= Selected excerpt =

It has only been a few months since Comcast, the nation’s No. 1 cable provider, announced it wanted government approval of a proposed $45-billion merger with its chief competitor, Time Warner Cable, but perhaps not too early for California to reflect on how its communications landscape is about to change.
While the biggest decisions will be made at the federal level, the state has a special interest in the merger and some potential avenues of legal involvement. The deal is not a foregone conclusion but it’s been a long time since Washington cared much about mega-mergers and monopolies.
For those who believe they see the writing on the wall, the five stages of grief have already begun and are at varying levels of progression.
Denial—The process just started. The U.S. Department of Justice (DOJ) and the Federal Communications Commission (FCC) will address issues of anti-trust law, services and quality, and Congress will certainly be heard from. Time reports that Comcast had about 76 lobbyists in 24 firms working Washington over the merger back in April, so lawmakers and bureaucrats will certainly be well-informed about the issues. But midterm elections approach and consumers can have their input at the ballot box.
California’s Public Utilities Commission (PUC) is not in a position to reject the merger, but will have regulatory oversight over various aspects of the deal. It could tie up the merger for a year if it gets aggressive, like New York’s Public Service Commission, and holds full hearings. But its authority is centered on the merging companies as telephone service providers, not cable companies.
Anger—The merger would bring together the two worst-rated cable companies in America, according to American Customer Satisfaction Index (ACSI). Comcast, which currently has about 40% of the California market, would control somewhere between 72% and 80%.
“ACSI data consistently show that mergers in service industries usually result in lower customer satisfaction, at least in the short term,” ACSI Director David VanAmberg said. “It’s hard to see how combining two negatives will be a positive for consumers.”

= Material supplied =
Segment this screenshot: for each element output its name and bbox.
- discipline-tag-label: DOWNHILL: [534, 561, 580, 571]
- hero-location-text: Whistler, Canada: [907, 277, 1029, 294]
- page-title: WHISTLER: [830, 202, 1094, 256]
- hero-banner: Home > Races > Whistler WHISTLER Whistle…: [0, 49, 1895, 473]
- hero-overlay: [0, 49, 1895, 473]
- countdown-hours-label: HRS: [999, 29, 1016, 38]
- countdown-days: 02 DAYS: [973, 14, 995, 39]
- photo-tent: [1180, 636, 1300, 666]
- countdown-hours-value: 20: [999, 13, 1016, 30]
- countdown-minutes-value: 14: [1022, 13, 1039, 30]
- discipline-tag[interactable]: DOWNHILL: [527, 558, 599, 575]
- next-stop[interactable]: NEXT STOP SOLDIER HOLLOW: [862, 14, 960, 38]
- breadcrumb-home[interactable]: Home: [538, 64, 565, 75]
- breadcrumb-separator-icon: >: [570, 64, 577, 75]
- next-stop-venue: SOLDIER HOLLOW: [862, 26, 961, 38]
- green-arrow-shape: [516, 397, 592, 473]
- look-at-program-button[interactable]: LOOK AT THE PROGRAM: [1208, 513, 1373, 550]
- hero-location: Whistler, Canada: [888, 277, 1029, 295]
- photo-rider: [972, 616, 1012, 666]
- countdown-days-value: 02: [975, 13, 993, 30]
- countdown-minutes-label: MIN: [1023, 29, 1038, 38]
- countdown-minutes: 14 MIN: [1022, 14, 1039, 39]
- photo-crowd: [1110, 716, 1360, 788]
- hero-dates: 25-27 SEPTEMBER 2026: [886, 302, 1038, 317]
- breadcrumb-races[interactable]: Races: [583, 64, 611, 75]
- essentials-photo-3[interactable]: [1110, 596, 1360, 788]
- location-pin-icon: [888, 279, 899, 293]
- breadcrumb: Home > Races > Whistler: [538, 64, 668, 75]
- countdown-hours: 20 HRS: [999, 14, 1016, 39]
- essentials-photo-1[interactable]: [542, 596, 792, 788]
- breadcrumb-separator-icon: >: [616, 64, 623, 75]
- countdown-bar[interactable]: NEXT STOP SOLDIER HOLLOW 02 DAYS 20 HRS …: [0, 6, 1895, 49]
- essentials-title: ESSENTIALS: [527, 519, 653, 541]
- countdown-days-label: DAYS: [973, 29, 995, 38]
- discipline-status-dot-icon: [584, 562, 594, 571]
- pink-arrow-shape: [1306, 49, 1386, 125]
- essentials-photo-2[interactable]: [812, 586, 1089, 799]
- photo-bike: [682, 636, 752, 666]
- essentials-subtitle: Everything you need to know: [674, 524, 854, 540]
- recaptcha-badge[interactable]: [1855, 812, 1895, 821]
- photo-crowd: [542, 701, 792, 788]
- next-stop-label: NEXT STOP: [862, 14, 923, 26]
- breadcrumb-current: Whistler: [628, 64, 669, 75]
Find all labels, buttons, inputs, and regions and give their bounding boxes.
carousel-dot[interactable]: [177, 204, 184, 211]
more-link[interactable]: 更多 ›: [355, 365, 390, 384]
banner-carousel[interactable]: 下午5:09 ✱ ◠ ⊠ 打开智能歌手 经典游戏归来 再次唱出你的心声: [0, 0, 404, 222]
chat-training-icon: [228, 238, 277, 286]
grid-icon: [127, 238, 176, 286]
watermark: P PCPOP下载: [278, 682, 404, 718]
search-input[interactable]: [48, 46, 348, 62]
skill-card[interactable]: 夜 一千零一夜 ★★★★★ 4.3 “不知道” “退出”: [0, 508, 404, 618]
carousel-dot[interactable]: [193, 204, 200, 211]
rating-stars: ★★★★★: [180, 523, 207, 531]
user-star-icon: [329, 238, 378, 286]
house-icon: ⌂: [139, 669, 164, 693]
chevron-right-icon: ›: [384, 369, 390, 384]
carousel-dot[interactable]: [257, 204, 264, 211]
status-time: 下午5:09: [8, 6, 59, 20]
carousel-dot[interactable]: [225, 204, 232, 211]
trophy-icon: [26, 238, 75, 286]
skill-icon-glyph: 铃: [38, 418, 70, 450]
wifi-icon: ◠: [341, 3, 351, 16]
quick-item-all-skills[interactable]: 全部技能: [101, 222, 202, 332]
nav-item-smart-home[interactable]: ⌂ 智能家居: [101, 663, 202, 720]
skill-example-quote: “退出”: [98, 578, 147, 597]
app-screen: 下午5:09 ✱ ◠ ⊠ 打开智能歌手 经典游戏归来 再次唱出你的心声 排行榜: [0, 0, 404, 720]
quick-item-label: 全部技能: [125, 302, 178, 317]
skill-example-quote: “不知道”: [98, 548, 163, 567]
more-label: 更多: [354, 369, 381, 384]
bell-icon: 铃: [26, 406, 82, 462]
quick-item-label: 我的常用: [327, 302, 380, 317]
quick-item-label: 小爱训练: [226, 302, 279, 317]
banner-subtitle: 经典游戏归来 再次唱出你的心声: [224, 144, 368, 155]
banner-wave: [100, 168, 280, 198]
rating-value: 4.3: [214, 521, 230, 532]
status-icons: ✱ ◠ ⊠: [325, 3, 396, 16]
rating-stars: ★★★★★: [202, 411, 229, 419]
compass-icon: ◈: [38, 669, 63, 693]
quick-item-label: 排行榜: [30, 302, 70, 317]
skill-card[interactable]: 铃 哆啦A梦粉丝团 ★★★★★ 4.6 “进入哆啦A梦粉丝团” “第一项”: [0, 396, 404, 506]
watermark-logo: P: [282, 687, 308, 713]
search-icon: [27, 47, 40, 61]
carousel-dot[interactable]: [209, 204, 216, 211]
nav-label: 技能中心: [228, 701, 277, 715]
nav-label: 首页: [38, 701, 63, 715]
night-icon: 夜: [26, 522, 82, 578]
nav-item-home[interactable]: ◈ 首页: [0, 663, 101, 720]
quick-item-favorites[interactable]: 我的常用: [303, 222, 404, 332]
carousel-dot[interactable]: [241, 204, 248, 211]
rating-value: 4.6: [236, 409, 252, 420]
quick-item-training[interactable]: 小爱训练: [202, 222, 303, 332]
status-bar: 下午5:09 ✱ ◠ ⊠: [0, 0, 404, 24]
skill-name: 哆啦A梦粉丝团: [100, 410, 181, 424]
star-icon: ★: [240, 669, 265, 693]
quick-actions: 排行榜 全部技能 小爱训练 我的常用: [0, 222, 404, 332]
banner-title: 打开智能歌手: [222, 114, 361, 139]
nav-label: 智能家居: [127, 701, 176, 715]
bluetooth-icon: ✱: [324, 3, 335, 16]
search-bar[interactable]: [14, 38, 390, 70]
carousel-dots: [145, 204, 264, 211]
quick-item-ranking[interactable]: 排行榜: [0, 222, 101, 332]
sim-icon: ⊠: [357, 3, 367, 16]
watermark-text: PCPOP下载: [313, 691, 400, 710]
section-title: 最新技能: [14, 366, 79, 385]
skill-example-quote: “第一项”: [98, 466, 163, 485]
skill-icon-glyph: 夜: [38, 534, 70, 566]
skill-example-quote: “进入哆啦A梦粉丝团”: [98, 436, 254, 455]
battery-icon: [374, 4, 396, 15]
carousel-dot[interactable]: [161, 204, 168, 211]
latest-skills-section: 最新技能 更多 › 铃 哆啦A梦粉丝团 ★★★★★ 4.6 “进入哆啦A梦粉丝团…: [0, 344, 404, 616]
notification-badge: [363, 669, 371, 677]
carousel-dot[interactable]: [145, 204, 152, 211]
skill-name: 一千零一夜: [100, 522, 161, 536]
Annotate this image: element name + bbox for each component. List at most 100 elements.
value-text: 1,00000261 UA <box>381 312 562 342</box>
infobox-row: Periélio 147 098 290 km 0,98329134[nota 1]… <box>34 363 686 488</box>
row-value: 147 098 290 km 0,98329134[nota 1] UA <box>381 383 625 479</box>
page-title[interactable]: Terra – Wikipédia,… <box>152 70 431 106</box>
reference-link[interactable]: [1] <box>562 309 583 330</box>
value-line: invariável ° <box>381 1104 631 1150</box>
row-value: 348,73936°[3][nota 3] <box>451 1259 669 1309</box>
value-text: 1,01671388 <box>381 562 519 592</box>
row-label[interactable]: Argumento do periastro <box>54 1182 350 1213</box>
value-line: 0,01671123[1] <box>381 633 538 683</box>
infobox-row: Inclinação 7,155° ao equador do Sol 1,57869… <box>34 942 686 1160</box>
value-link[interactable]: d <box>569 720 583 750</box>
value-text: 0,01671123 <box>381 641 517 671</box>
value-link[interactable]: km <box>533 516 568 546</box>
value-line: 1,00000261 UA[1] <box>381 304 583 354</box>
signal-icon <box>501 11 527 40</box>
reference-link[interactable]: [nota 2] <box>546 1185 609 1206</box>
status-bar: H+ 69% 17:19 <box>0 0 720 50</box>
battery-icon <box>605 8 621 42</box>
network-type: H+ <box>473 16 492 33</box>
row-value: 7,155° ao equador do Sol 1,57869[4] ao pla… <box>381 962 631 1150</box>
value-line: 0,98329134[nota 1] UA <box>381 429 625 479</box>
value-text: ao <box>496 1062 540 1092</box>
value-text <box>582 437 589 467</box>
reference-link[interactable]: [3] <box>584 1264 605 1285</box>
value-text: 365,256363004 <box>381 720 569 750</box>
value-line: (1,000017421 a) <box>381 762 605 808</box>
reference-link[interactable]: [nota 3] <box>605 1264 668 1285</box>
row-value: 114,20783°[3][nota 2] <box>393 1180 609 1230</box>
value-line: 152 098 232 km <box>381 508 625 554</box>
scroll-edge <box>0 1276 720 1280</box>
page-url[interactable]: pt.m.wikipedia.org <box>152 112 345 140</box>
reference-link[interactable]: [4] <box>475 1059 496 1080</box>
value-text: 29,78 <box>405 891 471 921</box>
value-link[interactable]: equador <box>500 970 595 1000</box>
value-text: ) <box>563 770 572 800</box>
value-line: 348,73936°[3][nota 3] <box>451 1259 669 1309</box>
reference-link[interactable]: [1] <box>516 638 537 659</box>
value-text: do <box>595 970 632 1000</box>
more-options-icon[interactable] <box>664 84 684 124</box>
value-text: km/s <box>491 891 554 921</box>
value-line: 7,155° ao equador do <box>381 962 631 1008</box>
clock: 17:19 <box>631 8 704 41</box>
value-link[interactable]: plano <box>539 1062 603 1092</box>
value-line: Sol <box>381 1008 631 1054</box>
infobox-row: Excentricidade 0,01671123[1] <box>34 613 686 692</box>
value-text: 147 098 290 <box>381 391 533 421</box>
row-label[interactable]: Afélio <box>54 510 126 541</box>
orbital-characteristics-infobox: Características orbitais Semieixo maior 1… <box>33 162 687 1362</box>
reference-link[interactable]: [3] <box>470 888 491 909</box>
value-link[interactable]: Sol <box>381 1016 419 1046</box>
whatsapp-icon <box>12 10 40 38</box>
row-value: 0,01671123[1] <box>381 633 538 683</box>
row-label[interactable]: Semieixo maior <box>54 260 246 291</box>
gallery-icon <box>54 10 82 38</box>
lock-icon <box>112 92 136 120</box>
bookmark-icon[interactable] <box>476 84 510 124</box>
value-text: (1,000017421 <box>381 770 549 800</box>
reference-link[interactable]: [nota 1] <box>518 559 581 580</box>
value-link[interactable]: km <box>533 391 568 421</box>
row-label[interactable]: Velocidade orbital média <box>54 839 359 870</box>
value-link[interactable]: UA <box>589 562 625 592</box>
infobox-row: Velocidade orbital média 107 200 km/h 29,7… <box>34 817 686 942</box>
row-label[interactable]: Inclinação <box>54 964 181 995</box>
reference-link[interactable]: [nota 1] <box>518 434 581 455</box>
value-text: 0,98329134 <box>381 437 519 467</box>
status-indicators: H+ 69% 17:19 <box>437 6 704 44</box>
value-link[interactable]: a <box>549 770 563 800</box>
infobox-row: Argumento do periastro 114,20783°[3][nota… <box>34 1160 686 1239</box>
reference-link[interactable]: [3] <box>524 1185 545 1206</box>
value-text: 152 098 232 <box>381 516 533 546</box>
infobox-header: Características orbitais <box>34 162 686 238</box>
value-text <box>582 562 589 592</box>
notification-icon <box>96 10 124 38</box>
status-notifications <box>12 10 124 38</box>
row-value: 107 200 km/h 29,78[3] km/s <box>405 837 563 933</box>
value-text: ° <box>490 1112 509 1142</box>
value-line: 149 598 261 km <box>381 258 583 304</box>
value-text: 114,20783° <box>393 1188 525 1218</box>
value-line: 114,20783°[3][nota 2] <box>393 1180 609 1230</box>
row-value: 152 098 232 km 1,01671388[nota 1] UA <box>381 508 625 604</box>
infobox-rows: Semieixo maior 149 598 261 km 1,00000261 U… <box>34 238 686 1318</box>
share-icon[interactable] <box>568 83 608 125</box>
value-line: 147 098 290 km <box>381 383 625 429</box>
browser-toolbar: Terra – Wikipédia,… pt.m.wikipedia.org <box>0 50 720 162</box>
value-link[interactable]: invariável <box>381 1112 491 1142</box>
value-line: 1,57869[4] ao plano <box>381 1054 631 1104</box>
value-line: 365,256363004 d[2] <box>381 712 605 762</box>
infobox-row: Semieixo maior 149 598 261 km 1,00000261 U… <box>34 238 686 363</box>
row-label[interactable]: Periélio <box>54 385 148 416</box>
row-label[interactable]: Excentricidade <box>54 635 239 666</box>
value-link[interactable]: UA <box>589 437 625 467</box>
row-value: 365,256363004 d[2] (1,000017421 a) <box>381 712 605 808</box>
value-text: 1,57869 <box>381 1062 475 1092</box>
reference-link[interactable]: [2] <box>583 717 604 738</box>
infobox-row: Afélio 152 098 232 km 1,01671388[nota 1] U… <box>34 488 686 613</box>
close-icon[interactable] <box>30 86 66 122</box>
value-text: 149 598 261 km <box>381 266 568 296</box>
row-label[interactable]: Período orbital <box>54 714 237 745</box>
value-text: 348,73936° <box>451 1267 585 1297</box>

= Required work =
A. In the passage on the Comcast–Time Warner Cable merger, reproduce the text starting at "It has only" and ending at "levels of progression.".
B. List every abbreviation that the passage on the Comcast–Time Warner Cable merger introduces in parentheses, each with the full name it stands for.

= Numbered responses =
A.
It has only been a few months since Comcast, the nation’s No. 1 cable provider, announced it wanted government approval of a proposed $45-billion merger with its chief competitor, Time Warner Cable, but perhaps not too early for California to reflect on how its communications landscape is about to change.
While the biggest decisions will be made at the federal level, the state has a special interest in the merger and some potential avenues of legal involvement. The deal is not a foregone conclusion but it’s been a long time since Washington cared much about mega-mergers and monopolies.
For those who believe they see the writing on the wall, the five stages of grief have already begun and are at varying levels of progression.

B.
DOJ: U.S. Department of Justice
FCC: Federal Communications Commission
PUC: Public Utilities Commission
ACSI: American Customer Satisfaction Index